[Start of TEXT SECTION]

With the Premier League’s restart scheduled for the 17th June, most English clubs are only just reintroducing contact training. But not all British players have had to wait so long to return to competitive football. As the first month of the Bundesliga draws to a close, Jadon Sancho has already had more than enough time to get back into his stride with Borussia Dortmund.

On the 26th May, in the BBC’s in-depth analysis of his career so far, Sancho was identified as Lionel Messi’s potential long-term successor. Five days down the line, as if responding to the lofty comparison, Sancho scored the first hat-trick of his career in Dortmund’s 6-1 drubbing of bottom-of-the-league Paderborn. This makes him the first English player to score a hat-trick in a major European league beyond England in 31 years. Sancho will need to find 53 more where that came from if he wants to match Messi’s record, but after securing his position as the highest-scoring teenager in Bundesliga history, he has made quite the start to his career in Germany.

[End of TEXT SECTION]
[Start of AVAILABLE DATA]

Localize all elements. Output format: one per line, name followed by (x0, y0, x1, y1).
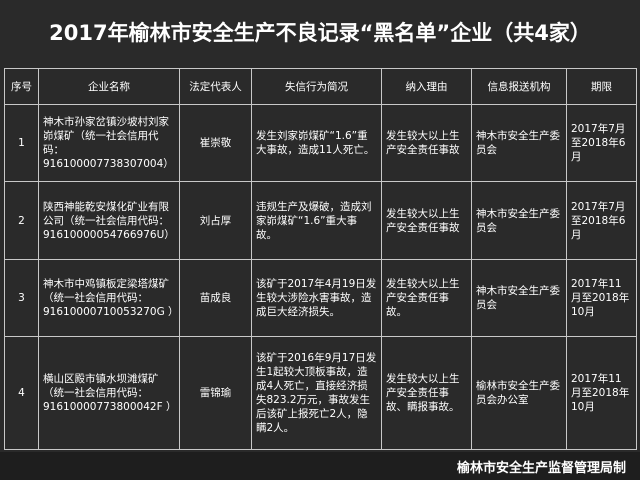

[End of AVAILABLE DATA]

PROBLEM TO SOLVE: In the text on Jadon Sancho, which club did Borussia Dortmund beat 6-1 when Sancho scored the first hat-trick of his career?

COMPLETE RESPONSE: Paderborn, the bottom-of-the-league side.